REQUIREMENTS: Write out the records again, exactly, leaving none out.

--------------------

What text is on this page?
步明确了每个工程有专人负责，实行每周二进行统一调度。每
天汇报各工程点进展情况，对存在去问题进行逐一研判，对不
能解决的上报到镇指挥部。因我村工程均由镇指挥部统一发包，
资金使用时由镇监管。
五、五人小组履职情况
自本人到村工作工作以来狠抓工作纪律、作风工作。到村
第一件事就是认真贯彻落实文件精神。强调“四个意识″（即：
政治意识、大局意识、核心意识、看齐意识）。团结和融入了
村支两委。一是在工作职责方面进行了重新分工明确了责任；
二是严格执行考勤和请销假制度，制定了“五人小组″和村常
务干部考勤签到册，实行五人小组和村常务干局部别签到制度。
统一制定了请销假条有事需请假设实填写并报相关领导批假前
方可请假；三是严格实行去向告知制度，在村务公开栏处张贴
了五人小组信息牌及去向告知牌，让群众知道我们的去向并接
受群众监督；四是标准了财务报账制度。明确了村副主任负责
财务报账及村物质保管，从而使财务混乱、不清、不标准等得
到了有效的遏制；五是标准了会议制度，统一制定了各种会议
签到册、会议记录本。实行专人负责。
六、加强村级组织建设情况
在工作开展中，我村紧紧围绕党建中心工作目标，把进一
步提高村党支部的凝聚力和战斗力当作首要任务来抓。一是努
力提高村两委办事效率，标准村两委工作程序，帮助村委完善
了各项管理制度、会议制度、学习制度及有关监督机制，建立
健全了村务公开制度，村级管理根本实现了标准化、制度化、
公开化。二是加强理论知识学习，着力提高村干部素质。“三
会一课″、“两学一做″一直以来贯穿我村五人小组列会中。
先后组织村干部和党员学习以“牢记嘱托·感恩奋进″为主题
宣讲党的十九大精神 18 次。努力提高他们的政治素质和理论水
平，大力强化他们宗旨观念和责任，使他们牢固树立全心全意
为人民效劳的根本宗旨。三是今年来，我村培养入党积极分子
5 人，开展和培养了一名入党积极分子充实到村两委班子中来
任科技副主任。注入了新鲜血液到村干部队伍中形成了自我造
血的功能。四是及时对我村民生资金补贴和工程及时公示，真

--------------------

CORRECT RESULT:
What text is on this page?
步明确了每个工程有专人负责，实行每周二进行统一调度。每
天汇报各工程点进展情况，对存在去问题进行逐一研判，对不
能解决的上报到镇指挥部。因我村工程均由镇指挥部统一发包，
资金使用时由镇监管。
五、五人小组履职情况
自本人到村工作工作以来狠抓工作纪律、作风工作。到村
第一件事就是认真贯彻落实文件精神。强调“四个意识″（即：
政治意识、大局意识、核心意识、看齐意识）。团结和融入了
村支两委。一是在工作职责方面进行了重新分工明确了责任；
二是严格执行考勤和请销假制度，制定了“五人小组″和村常
务干部考勤签到册，实行五人小组和村常务干局部别签到制度。
统一制定了请销假条有事需请假设实填写并报相关领导批假前
方可请假；三是严格实行去向告知制度，在村务公开栏处张贴
了五人小组信息牌及去向告知牌，让群众知道我们的去向并接
受群众监督；四是标准了财务报账制度。明确了村副主任负责
财务报账及村物质保管，从而使财务混乱、不清、不标准等得
到了有效的遏制；五是标准了会议制度，统一制定了各种会议
签到册、会议记录本。实行专人负责。
六、加强村级组织建设情况
在工作开展中，我村紧紧围绕党建中心工作目标，把进一
步提高村党支部的凝聚力和战斗力当作首要任务来抓。一是努
力提高村两委办事效率，标准村两委工作程序，帮助村委完善
了各项管理制度、会议制度、学习制度及有关监督机制，建立
健全了村务公开制度，村级管理根本实现了标准化、制度化、
公开化。二是加强理论知识学习，着力提高村干部素质。“三
会一课″、“两学一做″一直以来贯穿我村五人小组列会中。
先后组织村干部和党员学习以“牢记嘱托·感恩奋进″为主题
宣讲党的十九大精神 18 次。努力提高他们的政治素质和理论水
平，大力强化他们宗旨观念和责任，使他们牢固树立全心全意
为人民效劳的根本宗旨。三是今年来，我村培养入党积极分子
5 人，开展和培养了一名入党积极分子充实到村两委班子中来
任科技副主任。注入了新鲜血液到村干部队伍中形成了自我造
血的功能。四是及时对我村民生资金补贴和工程及时公示，真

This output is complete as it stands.